How many lines in the listing below include the word "Company"? Reply with the count alone.
------------------------
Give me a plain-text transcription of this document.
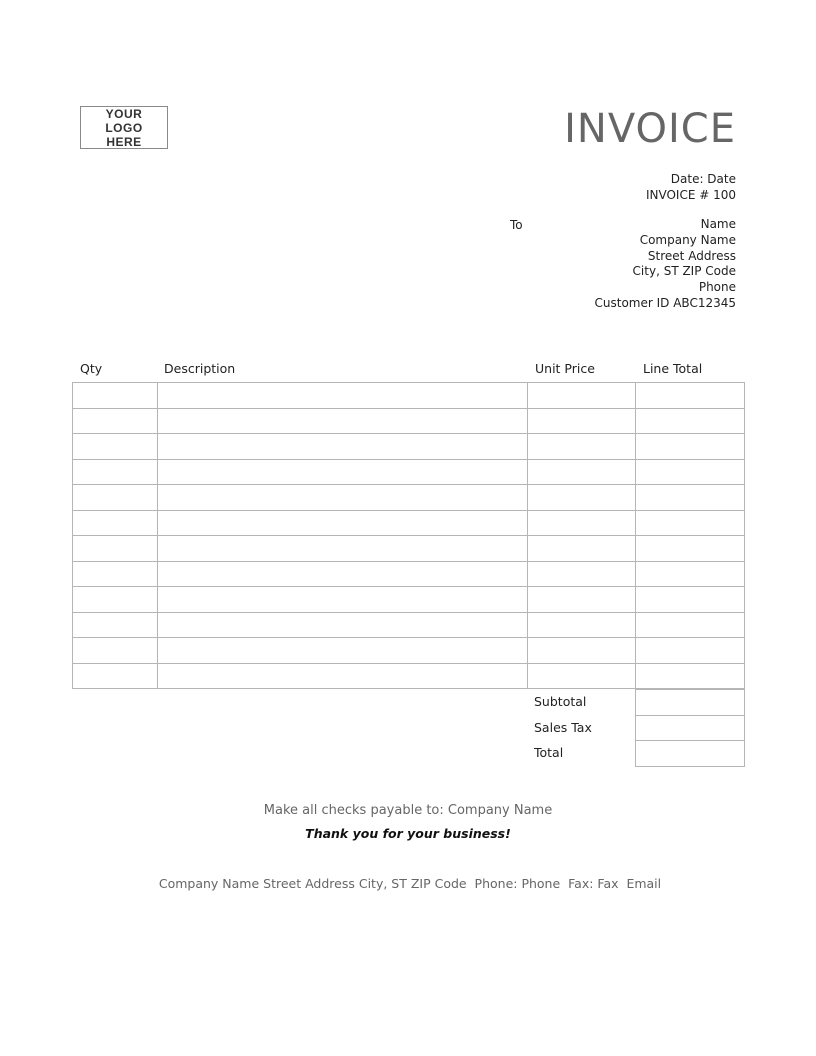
YOUR LOGO
HERE	INVOICE
Date: Date
INVOICE # 100
To	Name
Company Name
Street Address
City, ST ZIP Code
Phone
Customer ID ABC12345
Qty	Description	Unit Price	Line Total

Subtotal
Sales Tax
Total

Make all checks payable to: Company Name
Thank you for your business!
Company Name Street Address City, ST ZIP Code  Phone: Phone  Fax: Fax  Email
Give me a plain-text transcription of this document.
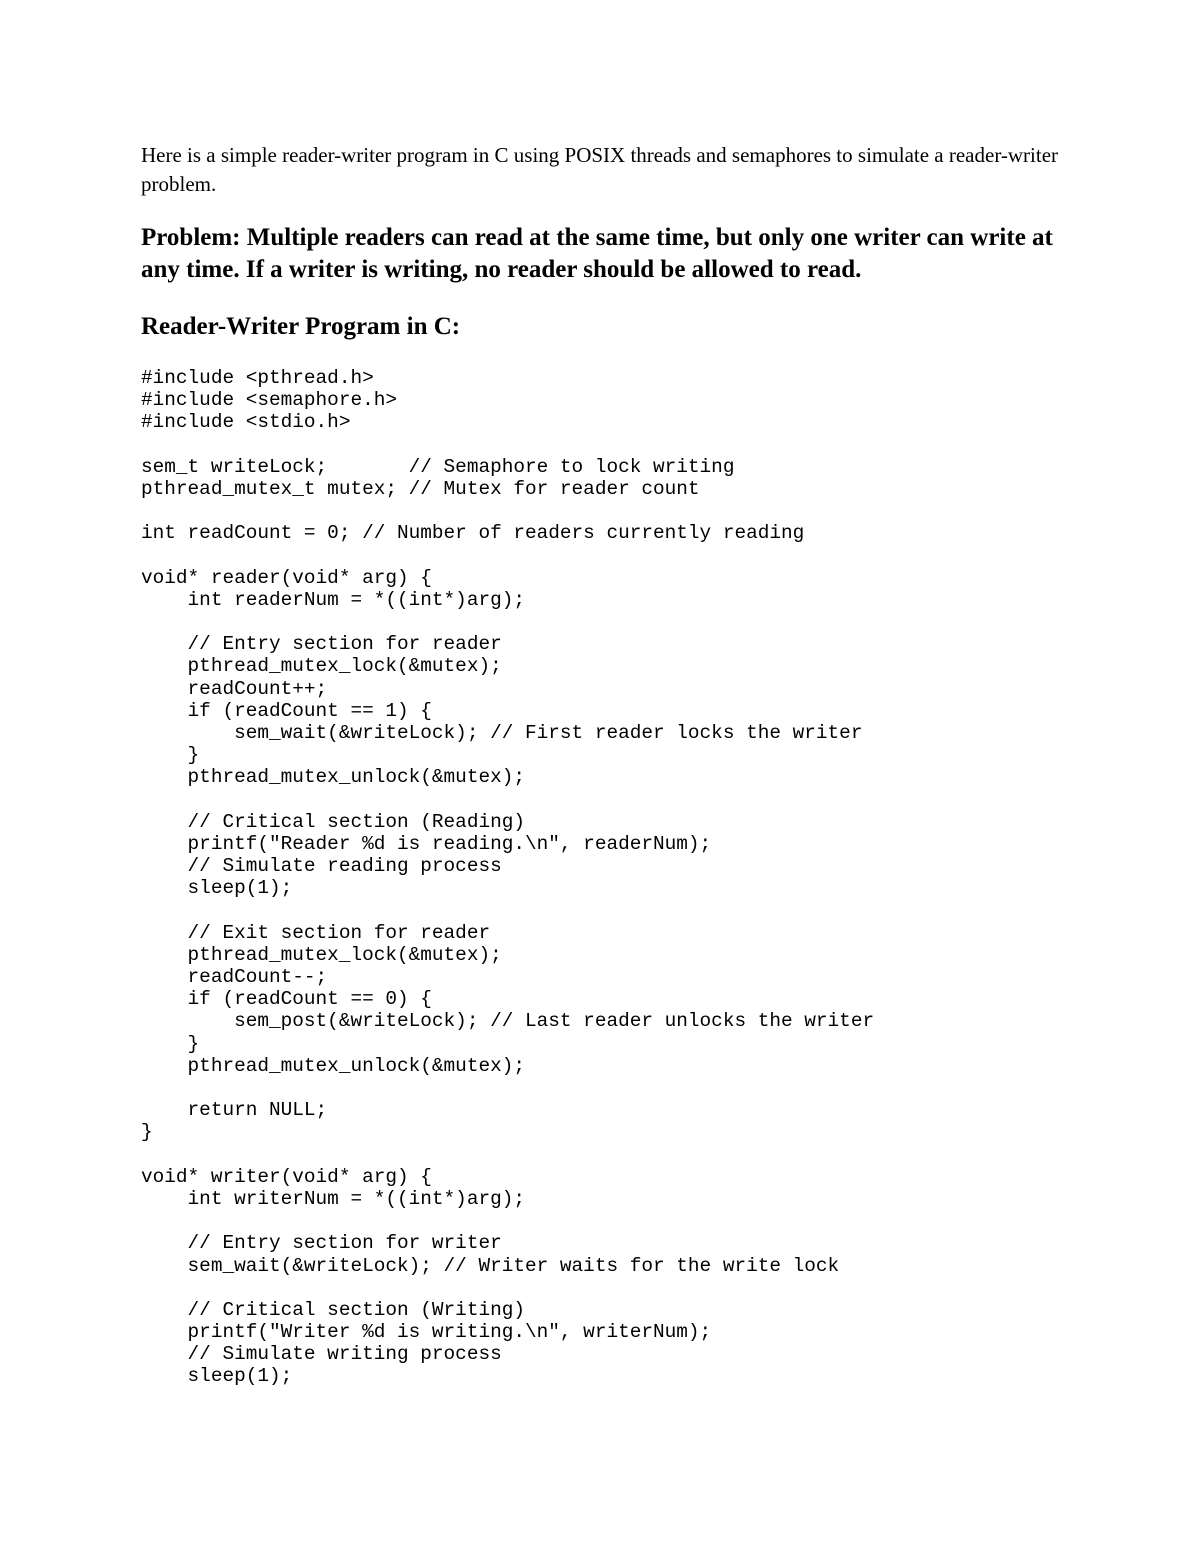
Here is a simple reader-writer program in C using POSIX threads and semaphores to simulate a reader-writer problem.

Problem: Multiple readers can read at the same time, but only one writer can write at any time. If a writer is writing, no reader should be allowed to read.

Reader-Writer Program in C:
#include <pthread.h>
#include <semaphore.h>
#include <stdio.h>
sem_t writeLock;       // Semaphore to lock writing
pthread_mutex_t mutex; // Mutex for reader count
int readCount = 0; // Number of readers currently reading
void* reader(void* arg) {
int readerNum = *((int*)arg);
// Entry section for reader
pthread_mutex_lock(&mutex);
readCount++;
if (readCount == 1) {
sem_wait(&writeLock); // First reader locks the writer
}
pthread_mutex_unlock(&mutex);
// Critical section (Reading)
printf("Reader %d is reading.\n", readerNum);
// Simulate reading process
sleep(1);
// Exit section for reader
pthread_mutex_lock(&mutex);
readCount--;
if (readCount == 0) {
sem_post(&writeLock); // Last reader unlocks the writer
}
pthread_mutex_unlock(&mutex);
return NULL;
}
void* writer(void* arg) {
int writerNum = *((int*)arg);
// Entry section for writer
sem_wait(&writeLock); // Writer waits for the write lock
// Critical section (Writing)
printf("Writer %d is writing.\n", writerNum);
// Simulate writing process
sleep(1);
------------------------
• **Reply to the exercise**
3